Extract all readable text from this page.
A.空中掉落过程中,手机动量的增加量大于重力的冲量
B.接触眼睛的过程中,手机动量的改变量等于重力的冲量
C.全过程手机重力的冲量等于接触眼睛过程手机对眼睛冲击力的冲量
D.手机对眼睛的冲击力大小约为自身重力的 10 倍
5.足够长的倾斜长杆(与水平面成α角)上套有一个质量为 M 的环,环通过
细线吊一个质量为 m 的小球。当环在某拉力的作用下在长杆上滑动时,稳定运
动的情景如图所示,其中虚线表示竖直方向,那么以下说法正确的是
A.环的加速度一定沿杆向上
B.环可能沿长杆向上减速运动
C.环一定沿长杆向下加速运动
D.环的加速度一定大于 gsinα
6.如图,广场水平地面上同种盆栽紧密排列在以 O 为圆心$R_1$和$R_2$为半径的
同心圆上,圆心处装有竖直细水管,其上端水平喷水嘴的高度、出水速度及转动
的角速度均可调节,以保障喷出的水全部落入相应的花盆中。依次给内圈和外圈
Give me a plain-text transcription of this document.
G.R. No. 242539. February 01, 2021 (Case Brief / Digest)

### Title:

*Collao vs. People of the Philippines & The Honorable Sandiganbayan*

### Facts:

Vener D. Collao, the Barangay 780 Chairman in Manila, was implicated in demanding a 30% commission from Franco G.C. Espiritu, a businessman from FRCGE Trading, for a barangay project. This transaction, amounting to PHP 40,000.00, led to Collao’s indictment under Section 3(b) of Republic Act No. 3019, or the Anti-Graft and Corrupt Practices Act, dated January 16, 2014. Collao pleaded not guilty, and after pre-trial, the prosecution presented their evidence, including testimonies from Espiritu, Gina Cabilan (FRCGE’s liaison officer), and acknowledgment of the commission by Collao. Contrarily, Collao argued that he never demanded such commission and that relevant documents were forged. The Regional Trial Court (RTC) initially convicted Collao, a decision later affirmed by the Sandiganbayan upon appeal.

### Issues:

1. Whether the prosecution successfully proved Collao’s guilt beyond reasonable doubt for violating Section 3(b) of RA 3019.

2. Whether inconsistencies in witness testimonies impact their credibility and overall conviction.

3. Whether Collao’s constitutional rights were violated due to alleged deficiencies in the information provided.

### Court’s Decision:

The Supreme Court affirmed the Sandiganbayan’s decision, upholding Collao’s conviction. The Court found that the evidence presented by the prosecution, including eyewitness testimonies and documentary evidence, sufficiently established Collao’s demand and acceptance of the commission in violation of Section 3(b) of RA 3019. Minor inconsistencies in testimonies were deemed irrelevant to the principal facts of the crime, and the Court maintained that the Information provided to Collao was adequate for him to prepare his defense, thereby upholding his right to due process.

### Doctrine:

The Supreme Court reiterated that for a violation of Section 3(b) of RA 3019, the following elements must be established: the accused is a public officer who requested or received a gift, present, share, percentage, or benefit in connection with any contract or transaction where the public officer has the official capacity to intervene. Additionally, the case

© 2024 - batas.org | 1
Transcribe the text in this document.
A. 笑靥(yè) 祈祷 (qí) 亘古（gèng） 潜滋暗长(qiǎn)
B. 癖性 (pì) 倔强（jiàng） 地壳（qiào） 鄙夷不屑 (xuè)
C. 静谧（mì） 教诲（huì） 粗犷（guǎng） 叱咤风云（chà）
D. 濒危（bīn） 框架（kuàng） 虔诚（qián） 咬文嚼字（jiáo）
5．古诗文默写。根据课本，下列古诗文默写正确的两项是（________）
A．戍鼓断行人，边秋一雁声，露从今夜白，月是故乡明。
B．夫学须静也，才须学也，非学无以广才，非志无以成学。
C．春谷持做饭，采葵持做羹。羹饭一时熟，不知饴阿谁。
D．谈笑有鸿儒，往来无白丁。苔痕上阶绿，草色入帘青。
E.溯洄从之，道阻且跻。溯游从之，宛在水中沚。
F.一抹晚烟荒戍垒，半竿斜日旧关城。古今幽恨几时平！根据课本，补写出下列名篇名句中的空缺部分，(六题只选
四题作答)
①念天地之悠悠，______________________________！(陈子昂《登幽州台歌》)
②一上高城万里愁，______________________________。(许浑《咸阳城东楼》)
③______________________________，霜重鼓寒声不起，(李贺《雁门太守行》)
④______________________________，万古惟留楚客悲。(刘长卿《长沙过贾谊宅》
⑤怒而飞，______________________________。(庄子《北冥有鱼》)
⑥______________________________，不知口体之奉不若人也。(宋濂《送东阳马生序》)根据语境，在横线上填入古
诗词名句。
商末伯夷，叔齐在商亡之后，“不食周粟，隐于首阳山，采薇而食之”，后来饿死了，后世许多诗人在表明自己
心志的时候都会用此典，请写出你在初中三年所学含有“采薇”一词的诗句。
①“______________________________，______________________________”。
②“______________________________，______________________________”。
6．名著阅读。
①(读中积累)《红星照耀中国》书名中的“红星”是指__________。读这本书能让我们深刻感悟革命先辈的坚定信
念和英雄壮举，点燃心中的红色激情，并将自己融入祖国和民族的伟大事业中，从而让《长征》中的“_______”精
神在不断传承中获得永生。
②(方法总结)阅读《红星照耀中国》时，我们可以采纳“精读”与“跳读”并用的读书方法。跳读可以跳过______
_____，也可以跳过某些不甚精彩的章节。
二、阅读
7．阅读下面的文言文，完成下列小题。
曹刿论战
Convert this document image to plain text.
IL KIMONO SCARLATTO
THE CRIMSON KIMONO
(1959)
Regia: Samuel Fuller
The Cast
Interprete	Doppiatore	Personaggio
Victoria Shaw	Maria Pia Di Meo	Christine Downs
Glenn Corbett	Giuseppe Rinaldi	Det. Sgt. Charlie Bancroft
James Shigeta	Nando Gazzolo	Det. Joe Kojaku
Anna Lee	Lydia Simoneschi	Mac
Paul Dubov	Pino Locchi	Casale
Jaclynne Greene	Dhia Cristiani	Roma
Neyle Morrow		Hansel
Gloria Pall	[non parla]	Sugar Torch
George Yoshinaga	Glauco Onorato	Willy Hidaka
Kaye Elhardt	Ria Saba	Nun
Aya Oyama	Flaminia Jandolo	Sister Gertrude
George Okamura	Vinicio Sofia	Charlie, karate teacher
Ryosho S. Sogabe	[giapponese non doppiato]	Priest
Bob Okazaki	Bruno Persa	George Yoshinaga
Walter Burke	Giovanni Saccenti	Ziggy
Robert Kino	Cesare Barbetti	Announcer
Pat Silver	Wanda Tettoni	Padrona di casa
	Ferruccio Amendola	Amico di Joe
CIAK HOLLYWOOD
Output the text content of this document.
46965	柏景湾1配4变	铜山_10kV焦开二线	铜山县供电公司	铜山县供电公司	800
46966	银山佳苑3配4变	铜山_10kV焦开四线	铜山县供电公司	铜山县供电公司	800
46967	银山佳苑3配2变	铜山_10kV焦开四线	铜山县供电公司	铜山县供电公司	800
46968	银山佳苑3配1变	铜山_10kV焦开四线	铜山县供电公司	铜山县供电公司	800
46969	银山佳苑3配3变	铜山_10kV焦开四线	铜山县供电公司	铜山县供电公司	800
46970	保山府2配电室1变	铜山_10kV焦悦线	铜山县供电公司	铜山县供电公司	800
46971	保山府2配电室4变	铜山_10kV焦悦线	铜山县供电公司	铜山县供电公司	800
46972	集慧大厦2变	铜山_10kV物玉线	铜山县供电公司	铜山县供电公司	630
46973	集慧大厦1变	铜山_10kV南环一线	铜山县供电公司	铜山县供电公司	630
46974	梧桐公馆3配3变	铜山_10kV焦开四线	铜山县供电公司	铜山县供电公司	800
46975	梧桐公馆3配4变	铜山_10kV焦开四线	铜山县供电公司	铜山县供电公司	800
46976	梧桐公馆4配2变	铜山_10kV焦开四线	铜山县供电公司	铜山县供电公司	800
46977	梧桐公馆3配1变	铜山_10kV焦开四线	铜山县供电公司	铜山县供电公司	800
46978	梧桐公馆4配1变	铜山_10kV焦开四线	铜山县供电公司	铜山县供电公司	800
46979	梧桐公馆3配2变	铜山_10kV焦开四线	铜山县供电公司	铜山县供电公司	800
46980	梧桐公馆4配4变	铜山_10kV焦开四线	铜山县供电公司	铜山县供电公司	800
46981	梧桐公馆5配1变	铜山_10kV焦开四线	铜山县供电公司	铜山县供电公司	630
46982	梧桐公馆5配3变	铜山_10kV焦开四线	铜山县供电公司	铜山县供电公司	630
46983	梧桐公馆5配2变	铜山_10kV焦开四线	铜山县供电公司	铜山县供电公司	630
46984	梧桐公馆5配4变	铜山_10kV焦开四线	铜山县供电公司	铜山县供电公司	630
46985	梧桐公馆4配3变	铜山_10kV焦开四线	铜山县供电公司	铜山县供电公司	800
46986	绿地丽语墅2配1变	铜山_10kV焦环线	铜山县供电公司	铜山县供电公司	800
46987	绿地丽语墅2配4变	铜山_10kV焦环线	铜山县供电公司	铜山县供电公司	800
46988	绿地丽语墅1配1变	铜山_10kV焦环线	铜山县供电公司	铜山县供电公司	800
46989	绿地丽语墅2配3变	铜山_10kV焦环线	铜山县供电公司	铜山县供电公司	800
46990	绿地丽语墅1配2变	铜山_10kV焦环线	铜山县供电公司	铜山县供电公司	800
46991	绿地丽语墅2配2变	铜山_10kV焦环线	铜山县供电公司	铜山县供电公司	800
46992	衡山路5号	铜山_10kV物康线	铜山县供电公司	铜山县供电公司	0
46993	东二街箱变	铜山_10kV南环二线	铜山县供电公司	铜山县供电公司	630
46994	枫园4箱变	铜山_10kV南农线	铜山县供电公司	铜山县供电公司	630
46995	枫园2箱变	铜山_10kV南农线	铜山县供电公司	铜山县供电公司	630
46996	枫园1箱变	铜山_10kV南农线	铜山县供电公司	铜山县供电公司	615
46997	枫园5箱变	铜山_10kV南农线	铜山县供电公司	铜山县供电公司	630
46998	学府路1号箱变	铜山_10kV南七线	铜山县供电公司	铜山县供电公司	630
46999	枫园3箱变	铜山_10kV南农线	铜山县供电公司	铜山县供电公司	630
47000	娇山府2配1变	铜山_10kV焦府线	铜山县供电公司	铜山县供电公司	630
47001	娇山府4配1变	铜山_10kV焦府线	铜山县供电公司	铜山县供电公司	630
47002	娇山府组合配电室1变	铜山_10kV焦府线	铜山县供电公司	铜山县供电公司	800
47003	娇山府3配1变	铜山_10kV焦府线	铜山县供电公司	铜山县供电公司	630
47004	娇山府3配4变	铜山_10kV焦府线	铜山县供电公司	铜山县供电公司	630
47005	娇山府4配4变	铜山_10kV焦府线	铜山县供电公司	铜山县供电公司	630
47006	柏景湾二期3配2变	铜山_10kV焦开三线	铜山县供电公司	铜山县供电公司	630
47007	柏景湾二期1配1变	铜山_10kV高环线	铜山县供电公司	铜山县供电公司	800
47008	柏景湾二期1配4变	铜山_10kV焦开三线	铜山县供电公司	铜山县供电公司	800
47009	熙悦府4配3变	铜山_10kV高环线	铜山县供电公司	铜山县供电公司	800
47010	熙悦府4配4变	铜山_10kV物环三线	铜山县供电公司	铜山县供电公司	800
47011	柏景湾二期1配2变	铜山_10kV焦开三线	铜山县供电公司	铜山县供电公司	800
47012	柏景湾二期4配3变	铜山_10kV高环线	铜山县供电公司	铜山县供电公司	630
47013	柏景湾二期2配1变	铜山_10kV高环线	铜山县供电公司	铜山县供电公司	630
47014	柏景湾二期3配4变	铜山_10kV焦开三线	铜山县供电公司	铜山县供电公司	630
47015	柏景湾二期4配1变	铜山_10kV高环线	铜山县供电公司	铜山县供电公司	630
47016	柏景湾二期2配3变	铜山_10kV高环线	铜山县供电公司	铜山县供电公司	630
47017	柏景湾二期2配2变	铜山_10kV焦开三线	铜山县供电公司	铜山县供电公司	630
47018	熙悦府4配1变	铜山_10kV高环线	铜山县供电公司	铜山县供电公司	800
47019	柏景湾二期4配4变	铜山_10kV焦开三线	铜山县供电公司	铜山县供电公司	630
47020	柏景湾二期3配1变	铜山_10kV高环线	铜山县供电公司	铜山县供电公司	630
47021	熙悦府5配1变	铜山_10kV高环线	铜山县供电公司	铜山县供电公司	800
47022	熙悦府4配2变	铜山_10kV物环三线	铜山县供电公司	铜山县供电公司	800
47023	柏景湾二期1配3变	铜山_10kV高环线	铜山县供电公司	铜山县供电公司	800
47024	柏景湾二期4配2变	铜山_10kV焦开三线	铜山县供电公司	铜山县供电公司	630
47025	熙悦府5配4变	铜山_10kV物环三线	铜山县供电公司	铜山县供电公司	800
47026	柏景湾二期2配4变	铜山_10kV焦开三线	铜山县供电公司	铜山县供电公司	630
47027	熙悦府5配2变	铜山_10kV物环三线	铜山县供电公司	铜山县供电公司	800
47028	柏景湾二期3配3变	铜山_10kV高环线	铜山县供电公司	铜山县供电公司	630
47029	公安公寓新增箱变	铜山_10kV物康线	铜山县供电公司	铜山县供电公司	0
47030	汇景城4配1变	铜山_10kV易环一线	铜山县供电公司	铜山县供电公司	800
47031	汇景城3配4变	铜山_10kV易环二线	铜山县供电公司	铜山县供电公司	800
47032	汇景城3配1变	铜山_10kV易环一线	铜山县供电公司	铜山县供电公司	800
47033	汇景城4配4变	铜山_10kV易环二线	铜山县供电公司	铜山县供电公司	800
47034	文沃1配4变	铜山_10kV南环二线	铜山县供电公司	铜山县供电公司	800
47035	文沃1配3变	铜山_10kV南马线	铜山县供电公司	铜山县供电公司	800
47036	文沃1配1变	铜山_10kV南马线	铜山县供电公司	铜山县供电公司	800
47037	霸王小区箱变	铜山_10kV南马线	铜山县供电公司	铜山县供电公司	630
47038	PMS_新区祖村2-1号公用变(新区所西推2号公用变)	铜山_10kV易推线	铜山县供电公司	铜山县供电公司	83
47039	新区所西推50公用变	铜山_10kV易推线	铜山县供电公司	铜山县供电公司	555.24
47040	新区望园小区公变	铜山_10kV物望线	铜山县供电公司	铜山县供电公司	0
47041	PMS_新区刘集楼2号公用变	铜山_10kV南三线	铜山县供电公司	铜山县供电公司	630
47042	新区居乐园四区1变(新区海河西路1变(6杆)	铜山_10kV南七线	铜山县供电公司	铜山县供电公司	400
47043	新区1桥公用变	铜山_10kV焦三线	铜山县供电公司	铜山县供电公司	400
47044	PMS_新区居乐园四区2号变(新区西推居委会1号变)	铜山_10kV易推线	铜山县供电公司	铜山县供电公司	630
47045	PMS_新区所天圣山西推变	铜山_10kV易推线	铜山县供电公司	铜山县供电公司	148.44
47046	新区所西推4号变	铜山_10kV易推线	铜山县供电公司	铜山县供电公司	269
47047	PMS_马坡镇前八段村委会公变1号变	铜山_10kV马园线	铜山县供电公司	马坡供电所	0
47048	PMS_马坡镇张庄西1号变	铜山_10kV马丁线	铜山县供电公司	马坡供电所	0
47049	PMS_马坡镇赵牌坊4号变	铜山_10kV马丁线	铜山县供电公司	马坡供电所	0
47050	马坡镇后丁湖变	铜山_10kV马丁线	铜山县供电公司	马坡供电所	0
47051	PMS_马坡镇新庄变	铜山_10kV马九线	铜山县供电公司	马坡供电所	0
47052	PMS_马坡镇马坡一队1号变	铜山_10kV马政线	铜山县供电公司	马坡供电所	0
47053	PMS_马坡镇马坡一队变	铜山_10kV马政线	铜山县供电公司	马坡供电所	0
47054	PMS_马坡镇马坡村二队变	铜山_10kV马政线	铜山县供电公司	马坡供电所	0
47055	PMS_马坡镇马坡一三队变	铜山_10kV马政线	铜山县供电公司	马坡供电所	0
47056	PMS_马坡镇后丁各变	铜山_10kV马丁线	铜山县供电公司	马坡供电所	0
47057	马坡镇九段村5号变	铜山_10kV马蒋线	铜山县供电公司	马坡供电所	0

-=-=-

- _Problem to work on_
Scan the material above. Copy each line that holds the word "马坡供电所".

- _Final answer_
47047	PMS_马坡镇前八段村委会公变1号变	铜山_10kV马园线	铜山县供电公司	马坡供电所	0
47048	PMS_马坡镇张庄西1号变	铜山_10kV马丁线	铜山县供电公司	马坡供电所	0
47049	PMS_马坡镇赵牌坊4号变	铜山_10kV马丁线	铜山县供电公司	马坡供电所	0
47050	马坡镇后丁湖变	铜山_10kV马丁线	铜山县供电公司	马坡供电所	0
47051	PMS_马坡镇新庄变	铜山_10kV马九线	铜山县供电公司	马坡供电所	0
47052	PMS_马坡镇马坡一队1号变	铜山_10kV马政线	铜山县供电公司	马坡供电所	0
47053	PMS_马坡镇马坡一队变	铜山_10kV马政线	铜山县供电公司	马坡供电所	0
47054	PMS_马坡镇马坡村二队变	铜山_10kV马政线	铜山县供电公司	马坡供电所	0
47055	PMS_马坡镇马坡一三队变	铜山_10kV马政线	铜山县供电公司	马坡供电所	0
47056	PMS_马坡镇后丁各变	铜山_10kV马丁线	铜山县供电公司	马坡供电所	0
47057	马坡镇九段村5号变	铜山_10kV马蒋线	铜山县供电公司	马坡供电所	0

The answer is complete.